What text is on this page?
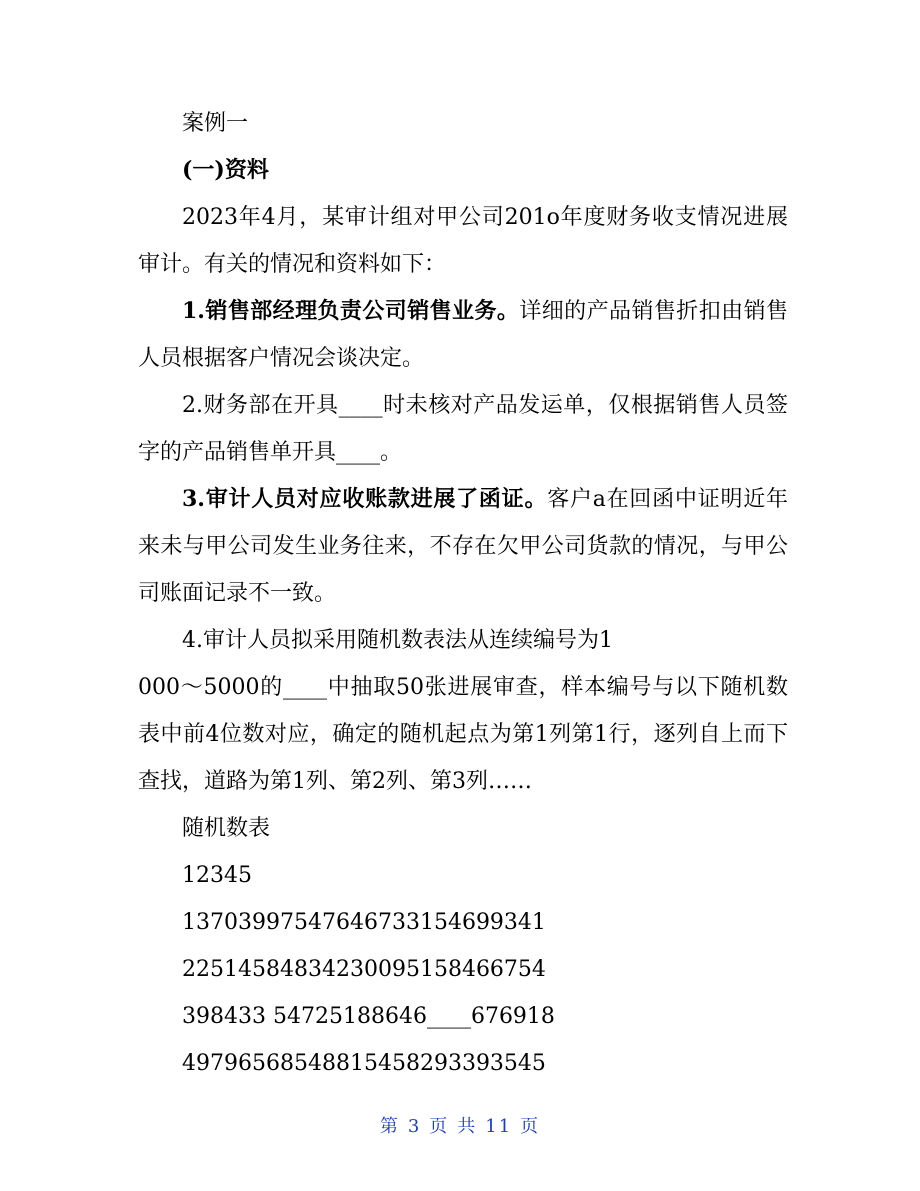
案例一

(一)资料

2023年4月，某审计组对甲公司201o年度财务收支情况进展审计。有关的情况和资料如下：

1.销售部经理负责公司销售业务。详细的产品销售折扣由销售人员根据客户情况会谈决定。

2.财务部在开具____时未核对产品发运单，仅根据销售人员签字的产品销售单开具____。

3.审计人员对应收账款进展了函证。客户a在回函中证明近年来未与甲公司发生业务往来，不存在欠甲公司货款的情况，与甲公司账面记录不一致。

4.审计人员拟采用随机数表法从连续编号为1

000～5000的____中抽取50张进展审查，样本编号与以下随机数表中前4位数对应，确定的随机起点为第1列第1行，逐列自上而下查找，道路为第1列、第2列、第3列……

随机数表

12345

13703997547646733154699341

22514584834230095158466754

398433 54725188646____676918

49796568548815458293393545

第 3 页 共 11 页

> [PROBLEM TO WORK ON] Repeat every record precisely. Any picture among them stays out of the copy.

> [SOLUTION FOR THIS TASK]
What text is on this page?
案例一

(一)资料

2023年4月，某审计组对甲公司201o年度财务收支情况进展审计。有关的情况和资料如下：

1.销售部经理负责公司销售业务。详细的产品销售折扣由销售人员根据客户情况会谈决定。

2.财务部在开具____时未核对产品发运单，仅根据销售人员签字的产品销售单开具____。

3.审计人员对应收账款进展了函证。客户a在回函中证明近年来未与甲公司发生业务往来，不存在欠甲公司货款的情况，与甲公司账面记录不一致。

4.审计人员拟采用随机数表法从连续编号为1

000～5000的____中抽取50张进展审查，样本编号与以下随机数表中前4位数对应，确定的随机起点为第1列第1行，逐列自上而下查找，道路为第1列、第2列、第3列……

随机数表

12345

13703997547646733154699341

22514584834230095158466754

398433 54725188646____676918

49796568548815458293393545

第 3 页 共 11 页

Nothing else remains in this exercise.